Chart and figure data
******

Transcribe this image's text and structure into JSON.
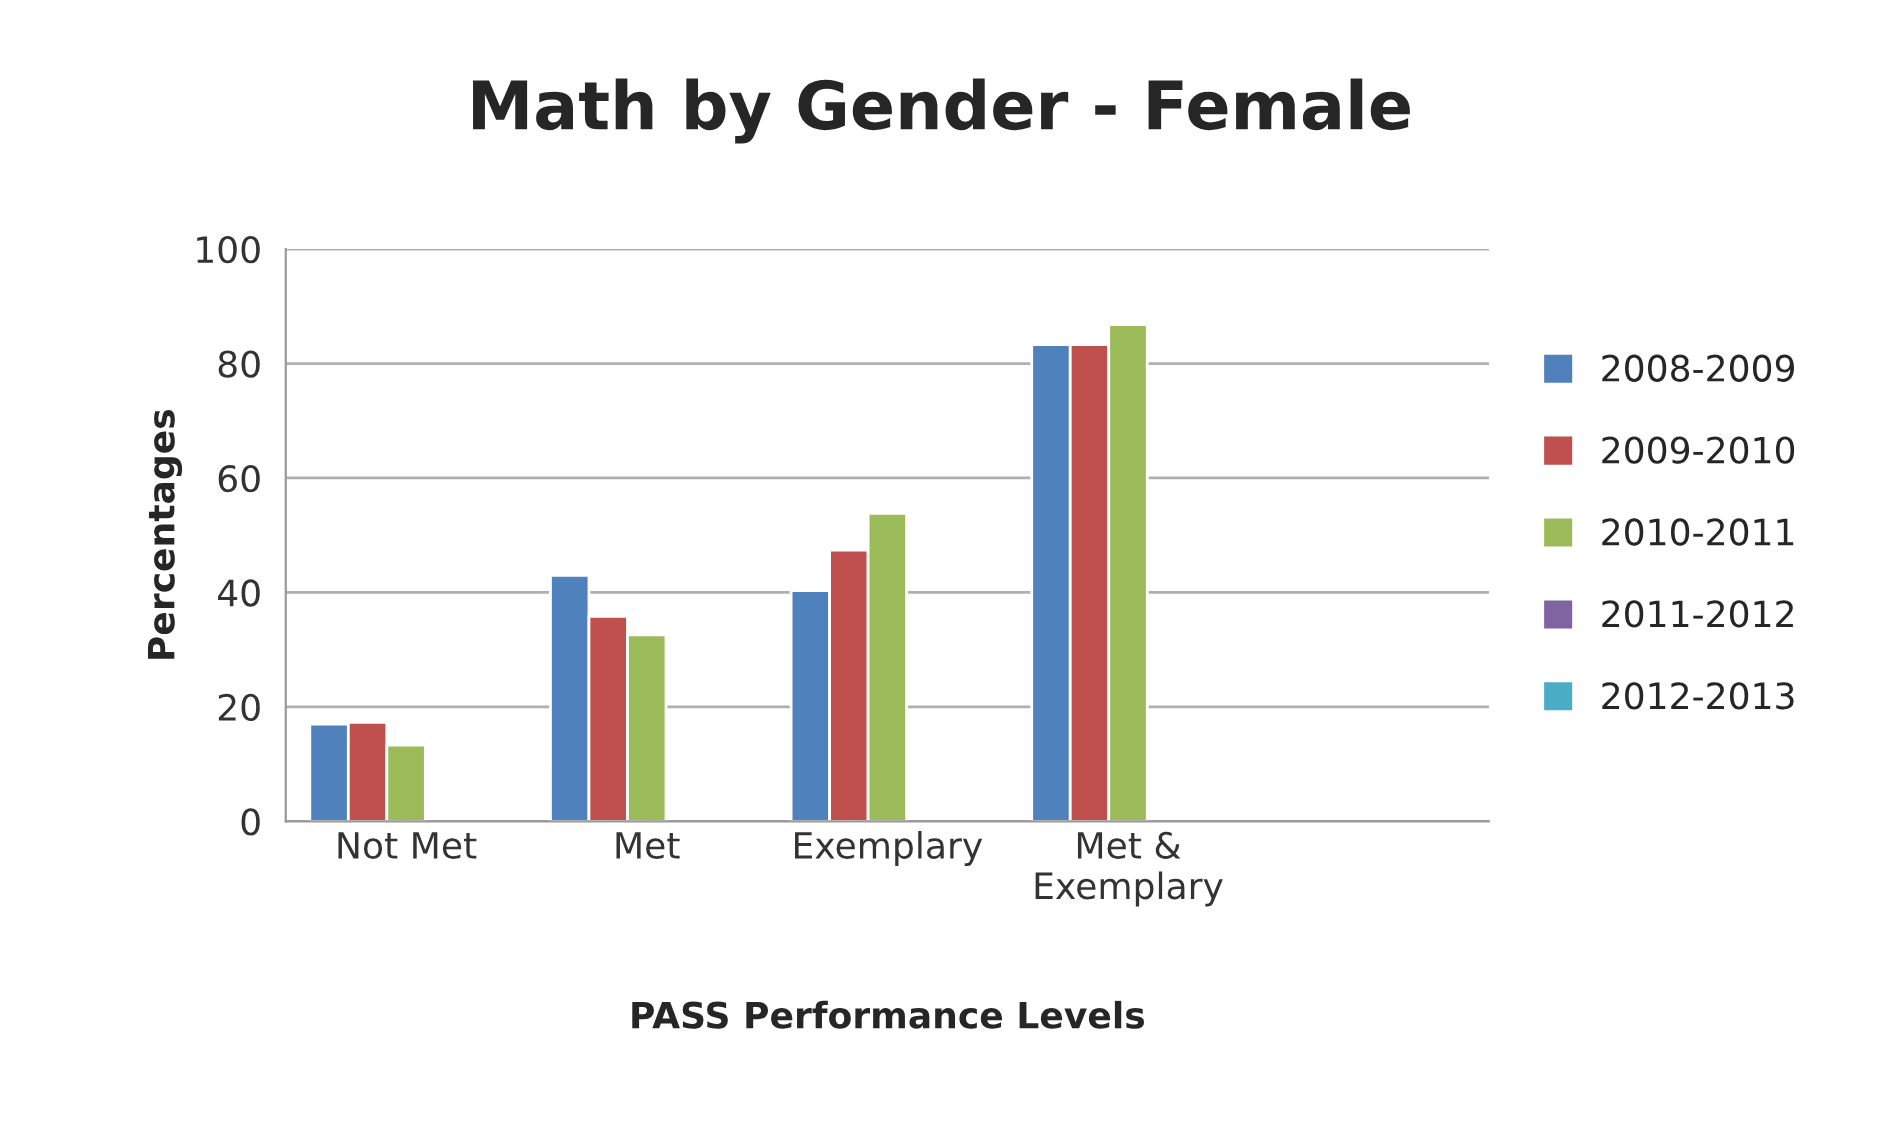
{
  "chart_data": {
    "type": "bar",
    "title": "Math by Gender - Female",
    "xlabel": "PASS Performance Levels",
    "ylabel": "Percentages",
    "categories": [
      "Not Met",
      "Met",
      "Exemplary",
      "Met &\nExemplary",
      null
    ],
    "series": [
      {
        "name": "2008-2009",
        "color": "#4f81bd",
        "values": [
          17,
          43,
          40.3,
          83.3,
          null
        ]
      },
      {
        "name": "2009-2010",
        "color": "#c0504d",
        "values": [
          17.3,
          35.8,
          47.4,
          83.3,
          null
        ]
      },
      {
        "name": "2010-2011",
        "color": "#9bbb59",
        "values": [
          13.3,
          32.6,
          53.8,
          86.8,
          null
        ]
      },
      {
        "name": "2011-2012",
        "color": "#8064a2",
        "values": [
          null,
          null,
          null,
          null,
          null
        ]
      },
      {
        "name": "2012-2013",
        "color": "#4bacc6",
        "values": [
          null,
          null,
          null,
          null,
          null
        ]
      }
    ],
    "ylim": [
      0,
      100
    ],
    "yticks": [
      0,
      20,
      40,
      60,
      80,
      100
    ],
    "grid": "y",
    "legend": "right"
  }
}
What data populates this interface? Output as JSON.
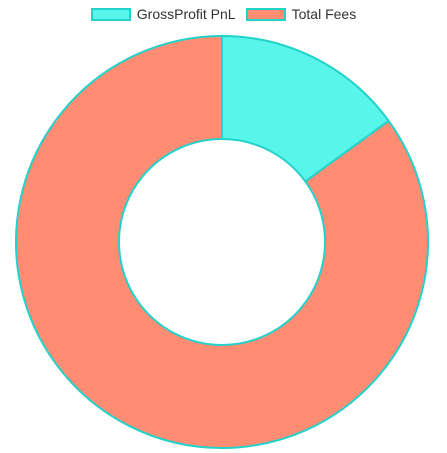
{
  "chart_data": {
    "type": "pie",
    "variant": "donut",
    "legend_position": "top",
    "series": [
      {
        "name": "GrossProfit PnL",
        "value": 15,
        "color": "#58f5ea"
      },
      {
        "name": "Total Fees",
        "value": 85,
        "color": "#ff8c73"
      }
    ],
    "border_color": "#23d2c8",
    "start_angle": "top",
    "direction": "clockwise",
    "cutout": 0.5
  }
}
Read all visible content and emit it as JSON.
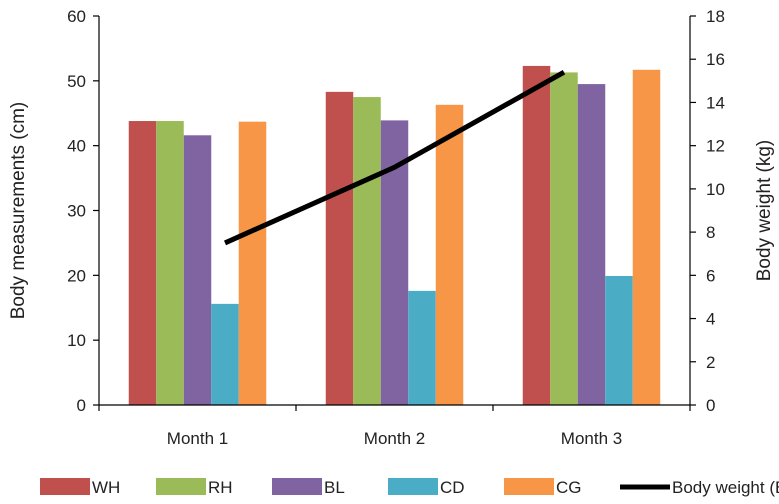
{
  "chart_data": {
    "type": "bar",
    "title": "",
    "categories": [
      "Month 1",
      "Month 2",
      "Month 3"
    ],
    "series": [
      {
        "name": "WH",
        "color": "#C0504D",
        "values": [
          43.8,
          48.3,
          52.3
        ]
      },
      {
        "name": "RH",
        "color": "#9BBB59",
        "values": [
          43.8,
          47.5,
          51.3
        ]
      },
      {
        "name": "BL",
        "color": "#8064A2",
        "values": [
          41.6,
          43.9,
          49.5
        ]
      },
      {
        "name": "CD",
        "color": "#4BACC6",
        "values": [
          15.6,
          17.6,
          19.9
        ]
      },
      {
        "name": "CG",
        "color": "#F79646",
        "values": [
          43.7,
          46.3,
          51.7
        ]
      }
    ],
    "line_series": {
      "name": "Body weight (BW)",
      "color": "#000000",
      "values": [
        7.5,
        11.0,
        15.4
      ],
      "axis": "right"
    },
    "ylabel_left": "Body measurements (cm)",
    "ylabel_right": "Body weight (kg)",
    "ylim_left": [
      0,
      60
    ],
    "yticks_left": [
      0,
      10,
      20,
      30,
      40,
      50,
      60
    ],
    "ylim_right": [
      0,
      18
    ],
    "yticks_right": [
      0,
      2,
      4,
      6,
      8,
      10,
      12,
      14,
      16,
      18
    ],
    "grid": false,
    "legend_position": "bottom"
  }
}
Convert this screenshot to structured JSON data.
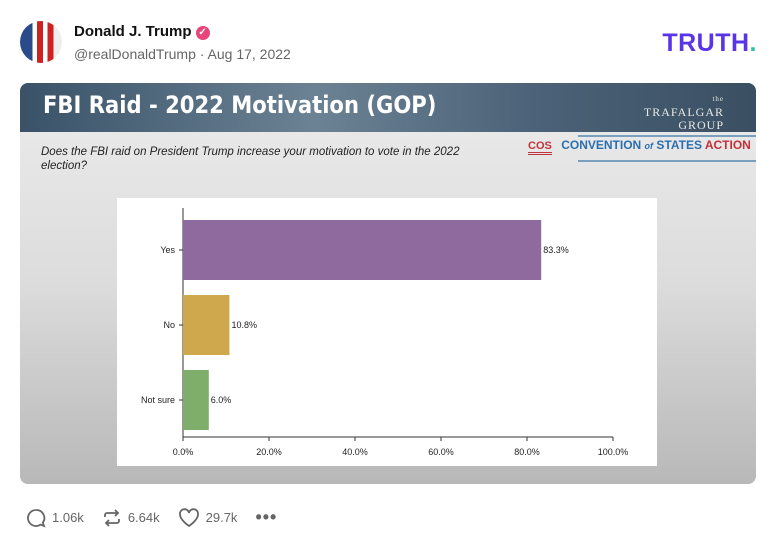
{
  "post": {
    "author_name": "Donald J. Trump",
    "verified_icon": "verified-badge-icon",
    "handle_date": "@realDonaldTrump · Aug 17, 2022",
    "brand_logo": "TRUTH",
    "brand_dot": "."
  },
  "image": {
    "title": "FBI Raid - 2022 Motivation (GOP)",
    "trafalgar_logo": [
      "the",
      "TRAFALGAR",
      "GROUP"
    ],
    "question": "Does the FBI raid on President Trump increase your motivation to vote in the 2022 election?",
    "cos_logo": {
      "abbr": "COS",
      "text1": "CONVENTION",
      "of": "of",
      "text2": "STATES",
      "text3": "ACTION"
    }
  },
  "chart_data": {
    "type": "bar",
    "orientation": "horizontal",
    "categories": [
      "Yes",
      "No",
      "Not sure"
    ],
    "values": [
      83.3,
      10.8,
      6.0
    ],
    "data_labels": [
      "83.3%",
      "10.8%",
      "6.0%"
    ],
    "colors": [
      "#8e6a9e",
      "#cfa84e",
      "#7fae6a"
    ],
    "xlim": [
      0,
      100
    ],
    "x_ticks": [
      "0.0%",
      "20.0%",
      "40.0%",
      "60.0%",
      "80.0%",
      "100.0%"
    ],
    "grid": false
  },
  "actions": {
    "replies": "1.06k",
    "retruths": "6.64k",
    "likes": "29.7k",
    "more_icon": "more-icon"
  }
}
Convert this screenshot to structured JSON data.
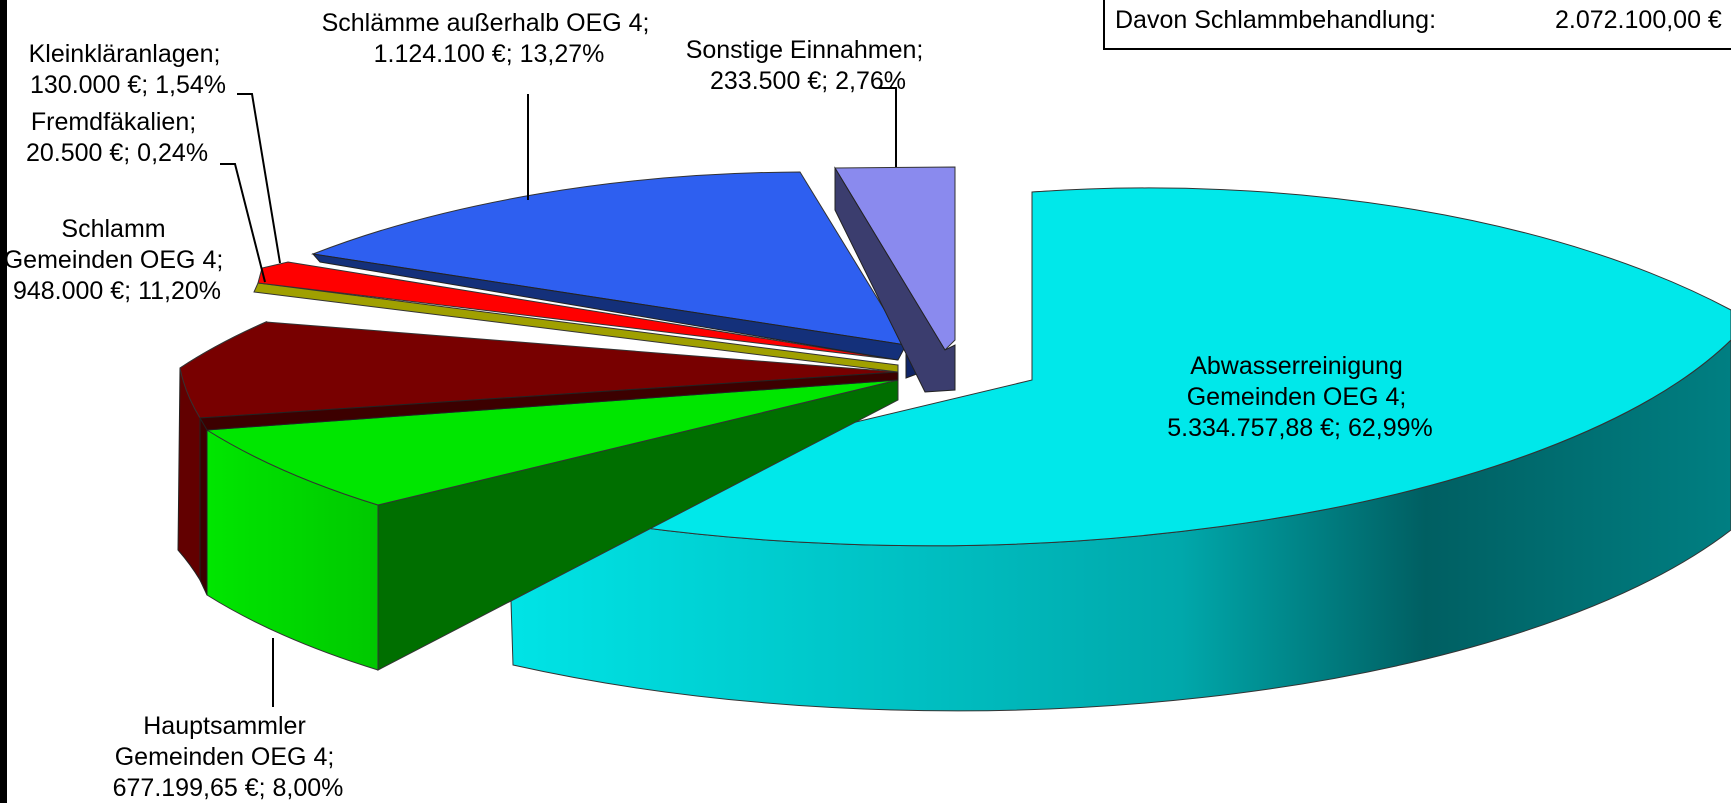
{
  "chart_data": {
    "type": "pie",
    "style": "3d-exploded",
    "slices": [
      {
        "name": "Abwasserreinigung Gemeinden OEG 4",
        "value": 5334757.88,
        "percent": 62.99,
        "label_lines": [
          "Abwasserreinigung",
          "Gemeinden OEG 4;",
          "5.334.757,88 €; 62,99%"
        ],
        "color": "#00E6E8"
      },
      {
        "name": "Hauptsammler Gemeinden OEG 4",
        "value": 677199.65,
        "percent": 8.0,
        "label_lines": [
          "Hauptsammler",
          "Gemeinden OEG 4;",
          "677.199,65 €; 8,00%"
        ],
        "color": "#00E600"
      },
      {
        "name": "Schlamm Gemeinden OEG 4",
        "value": 948000,
        "percent": 11.2,
        "label_lines": [
          "Schlamm",
          "Gemeinden OEG 4;",
          "948.000 €; 11,20%"
        ],
        "color": "#780000"
      },
      {
        "name": "Fremdfäkalien",
        "value": 20500,
        "percent": 0.24,
        "label_lines": [
          "Fremdfäkalien;",
          "20.500 €; 0,24%"
        ],
        "color": "#9C9C00"
      },
      {
        "name": "Kleinkläranlagen",
        "value": 130000,
        "percent": 1.54,
        "label_lines": [
          "Kleinkläranlagen;",
          "130.000 €; 1,54%"
        ],
        "color": "#FF0000"
      },
      {
        "name": "Schlämme außerhalb OEG 4",
        "value": 1124100,
        "percent": 13.27,
        "label_lines": [
          "Schlämme außerhalb OEG 4;",
          "1.124.100 €; 13,27%"
        ],
        "color": "#2E5FF0"
      },
      {
        "name": "Sonstige Einnahmen",
        "value": 233500,
        "percent": 2.76,
        "label_lines": [
          "Sonstige Einnahmen;",
          "233.500 €; 2,76%"
        ],
        "color": "#8A8AEE"
      }
    ]
  },
  "info_box": {
    "label": "Davon Schlammbehandlung:",
    "value": "2.072.100,00 €"
  }
}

******

Exercise instructions: Find every line in the listing that holds the string "image", then say how many there are as a bare number.

Correct response: 2